**Rows from a dataset**:
------------

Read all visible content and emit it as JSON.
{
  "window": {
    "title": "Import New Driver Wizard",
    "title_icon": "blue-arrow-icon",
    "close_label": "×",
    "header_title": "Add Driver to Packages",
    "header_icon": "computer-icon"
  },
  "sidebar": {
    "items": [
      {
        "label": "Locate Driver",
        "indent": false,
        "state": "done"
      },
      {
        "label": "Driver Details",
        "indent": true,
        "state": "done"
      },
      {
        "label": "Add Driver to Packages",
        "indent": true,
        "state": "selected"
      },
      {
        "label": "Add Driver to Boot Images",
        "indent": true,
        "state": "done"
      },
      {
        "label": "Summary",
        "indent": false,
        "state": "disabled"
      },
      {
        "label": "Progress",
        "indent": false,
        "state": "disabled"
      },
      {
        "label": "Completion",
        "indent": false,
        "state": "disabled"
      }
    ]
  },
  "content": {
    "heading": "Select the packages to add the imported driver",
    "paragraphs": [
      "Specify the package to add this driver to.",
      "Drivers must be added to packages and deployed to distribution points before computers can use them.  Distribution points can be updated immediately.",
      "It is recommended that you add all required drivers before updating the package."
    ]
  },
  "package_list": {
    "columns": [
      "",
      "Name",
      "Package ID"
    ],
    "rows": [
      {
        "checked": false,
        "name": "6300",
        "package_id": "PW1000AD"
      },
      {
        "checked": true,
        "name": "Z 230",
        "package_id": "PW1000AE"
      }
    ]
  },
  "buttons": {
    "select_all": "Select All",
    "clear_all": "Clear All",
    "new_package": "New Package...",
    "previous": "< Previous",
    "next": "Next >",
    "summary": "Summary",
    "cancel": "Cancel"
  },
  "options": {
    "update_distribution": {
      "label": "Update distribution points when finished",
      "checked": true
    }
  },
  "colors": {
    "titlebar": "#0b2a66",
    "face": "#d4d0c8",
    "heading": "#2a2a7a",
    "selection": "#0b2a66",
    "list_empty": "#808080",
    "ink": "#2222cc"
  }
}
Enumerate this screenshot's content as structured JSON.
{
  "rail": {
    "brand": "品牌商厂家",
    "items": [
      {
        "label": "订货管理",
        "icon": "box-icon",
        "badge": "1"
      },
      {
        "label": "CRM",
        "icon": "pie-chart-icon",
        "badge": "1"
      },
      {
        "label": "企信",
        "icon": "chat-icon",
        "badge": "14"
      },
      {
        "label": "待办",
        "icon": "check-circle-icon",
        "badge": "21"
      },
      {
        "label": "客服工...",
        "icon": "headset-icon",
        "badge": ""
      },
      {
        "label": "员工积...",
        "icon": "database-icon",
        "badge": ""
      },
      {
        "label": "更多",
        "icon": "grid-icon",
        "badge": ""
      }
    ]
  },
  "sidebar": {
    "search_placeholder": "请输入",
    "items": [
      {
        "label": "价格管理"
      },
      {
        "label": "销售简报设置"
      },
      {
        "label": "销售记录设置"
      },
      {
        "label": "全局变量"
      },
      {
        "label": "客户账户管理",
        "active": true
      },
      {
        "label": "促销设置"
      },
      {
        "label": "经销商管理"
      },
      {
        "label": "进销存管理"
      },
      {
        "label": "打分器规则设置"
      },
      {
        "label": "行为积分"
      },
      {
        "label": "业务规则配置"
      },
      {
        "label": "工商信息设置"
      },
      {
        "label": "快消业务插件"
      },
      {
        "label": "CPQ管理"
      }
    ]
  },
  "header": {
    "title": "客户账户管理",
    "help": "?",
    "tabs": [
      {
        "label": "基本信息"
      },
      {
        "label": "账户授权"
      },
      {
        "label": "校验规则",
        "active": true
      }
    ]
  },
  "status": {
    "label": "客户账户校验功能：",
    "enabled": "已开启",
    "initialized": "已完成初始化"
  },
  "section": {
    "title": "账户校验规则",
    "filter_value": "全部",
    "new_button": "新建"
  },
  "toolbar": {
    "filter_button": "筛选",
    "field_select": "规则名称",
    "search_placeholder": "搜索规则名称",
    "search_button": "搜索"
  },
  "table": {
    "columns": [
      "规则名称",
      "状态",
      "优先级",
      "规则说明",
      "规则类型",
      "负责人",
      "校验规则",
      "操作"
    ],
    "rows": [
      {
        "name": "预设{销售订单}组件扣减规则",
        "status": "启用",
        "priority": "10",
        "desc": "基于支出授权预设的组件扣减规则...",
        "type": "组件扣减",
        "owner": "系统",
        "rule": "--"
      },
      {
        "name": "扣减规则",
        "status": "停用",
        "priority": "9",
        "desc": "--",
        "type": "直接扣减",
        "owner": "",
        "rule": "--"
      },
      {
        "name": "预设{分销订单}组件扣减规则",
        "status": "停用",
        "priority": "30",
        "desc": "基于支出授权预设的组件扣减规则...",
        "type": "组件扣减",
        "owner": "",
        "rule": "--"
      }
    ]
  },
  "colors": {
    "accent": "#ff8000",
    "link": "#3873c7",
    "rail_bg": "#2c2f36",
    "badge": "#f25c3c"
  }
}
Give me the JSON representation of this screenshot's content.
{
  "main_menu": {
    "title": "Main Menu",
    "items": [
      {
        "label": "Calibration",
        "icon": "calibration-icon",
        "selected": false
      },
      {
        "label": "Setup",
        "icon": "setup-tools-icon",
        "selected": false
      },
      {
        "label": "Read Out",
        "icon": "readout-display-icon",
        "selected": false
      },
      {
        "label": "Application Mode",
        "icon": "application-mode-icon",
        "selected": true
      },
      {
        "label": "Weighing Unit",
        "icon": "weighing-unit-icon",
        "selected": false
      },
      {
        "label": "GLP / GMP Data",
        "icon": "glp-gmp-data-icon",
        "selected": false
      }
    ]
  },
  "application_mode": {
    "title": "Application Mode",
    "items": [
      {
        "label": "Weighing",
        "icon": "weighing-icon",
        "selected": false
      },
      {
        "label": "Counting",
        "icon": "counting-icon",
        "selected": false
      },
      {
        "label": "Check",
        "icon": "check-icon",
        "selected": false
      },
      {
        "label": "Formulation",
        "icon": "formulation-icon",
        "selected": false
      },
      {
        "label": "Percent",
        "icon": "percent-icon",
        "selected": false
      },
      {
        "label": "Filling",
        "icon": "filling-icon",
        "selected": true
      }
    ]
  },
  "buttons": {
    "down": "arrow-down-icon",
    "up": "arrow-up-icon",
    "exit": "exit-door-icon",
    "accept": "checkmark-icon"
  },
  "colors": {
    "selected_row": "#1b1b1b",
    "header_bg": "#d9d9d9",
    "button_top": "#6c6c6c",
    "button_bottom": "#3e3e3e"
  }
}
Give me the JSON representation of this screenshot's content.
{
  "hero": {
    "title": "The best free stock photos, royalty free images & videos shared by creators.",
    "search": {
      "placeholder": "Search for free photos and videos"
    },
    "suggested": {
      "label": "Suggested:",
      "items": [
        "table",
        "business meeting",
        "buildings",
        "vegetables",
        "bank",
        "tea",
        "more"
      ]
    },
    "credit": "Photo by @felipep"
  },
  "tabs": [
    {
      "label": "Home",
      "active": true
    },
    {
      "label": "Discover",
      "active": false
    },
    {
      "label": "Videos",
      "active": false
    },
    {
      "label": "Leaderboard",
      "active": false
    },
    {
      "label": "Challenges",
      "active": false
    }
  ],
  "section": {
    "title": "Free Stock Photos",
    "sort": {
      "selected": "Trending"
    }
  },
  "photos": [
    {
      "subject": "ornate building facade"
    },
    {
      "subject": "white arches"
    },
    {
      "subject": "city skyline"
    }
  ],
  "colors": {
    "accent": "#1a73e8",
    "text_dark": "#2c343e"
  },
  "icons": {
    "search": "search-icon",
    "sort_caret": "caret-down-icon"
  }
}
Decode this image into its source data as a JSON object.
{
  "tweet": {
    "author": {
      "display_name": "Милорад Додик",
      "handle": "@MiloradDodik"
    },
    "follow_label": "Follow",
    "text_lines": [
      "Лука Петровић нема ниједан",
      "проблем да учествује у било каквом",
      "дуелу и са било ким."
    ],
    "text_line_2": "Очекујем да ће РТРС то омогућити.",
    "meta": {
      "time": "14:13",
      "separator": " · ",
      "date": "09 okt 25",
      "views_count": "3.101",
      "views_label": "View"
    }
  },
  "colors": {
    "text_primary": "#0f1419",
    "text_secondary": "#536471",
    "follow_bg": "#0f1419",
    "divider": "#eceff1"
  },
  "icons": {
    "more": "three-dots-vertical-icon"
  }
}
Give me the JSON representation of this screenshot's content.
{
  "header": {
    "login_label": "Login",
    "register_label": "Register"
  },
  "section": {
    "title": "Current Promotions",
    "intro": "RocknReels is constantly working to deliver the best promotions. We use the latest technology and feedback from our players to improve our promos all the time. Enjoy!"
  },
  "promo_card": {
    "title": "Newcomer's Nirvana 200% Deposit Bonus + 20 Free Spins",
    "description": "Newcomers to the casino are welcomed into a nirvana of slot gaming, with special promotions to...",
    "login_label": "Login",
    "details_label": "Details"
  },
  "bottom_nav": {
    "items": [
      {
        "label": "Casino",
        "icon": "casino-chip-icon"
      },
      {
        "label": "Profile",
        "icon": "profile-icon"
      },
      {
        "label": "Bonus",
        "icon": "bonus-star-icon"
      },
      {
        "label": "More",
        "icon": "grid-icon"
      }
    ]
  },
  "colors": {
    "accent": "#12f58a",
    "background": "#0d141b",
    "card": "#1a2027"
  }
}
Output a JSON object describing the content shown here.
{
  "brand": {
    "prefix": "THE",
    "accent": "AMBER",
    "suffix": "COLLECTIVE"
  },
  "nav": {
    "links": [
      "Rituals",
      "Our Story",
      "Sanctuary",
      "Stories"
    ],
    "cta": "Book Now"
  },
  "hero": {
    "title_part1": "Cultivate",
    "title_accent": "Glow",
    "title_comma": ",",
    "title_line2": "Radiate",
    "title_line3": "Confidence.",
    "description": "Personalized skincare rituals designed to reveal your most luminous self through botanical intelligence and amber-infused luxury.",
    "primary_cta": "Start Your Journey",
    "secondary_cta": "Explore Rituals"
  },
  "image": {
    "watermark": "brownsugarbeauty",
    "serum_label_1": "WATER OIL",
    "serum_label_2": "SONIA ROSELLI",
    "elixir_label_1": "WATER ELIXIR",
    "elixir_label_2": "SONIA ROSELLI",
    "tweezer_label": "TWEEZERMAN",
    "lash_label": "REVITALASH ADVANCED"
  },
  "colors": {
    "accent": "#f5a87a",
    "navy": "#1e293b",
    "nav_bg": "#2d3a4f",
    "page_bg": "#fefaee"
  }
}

------------

**What you should do**: From the listing, copy each line containing the word "било".

**Solution for this exercise**:
      "проблем да учествује у било каквом",
      "дуелу и са било ким."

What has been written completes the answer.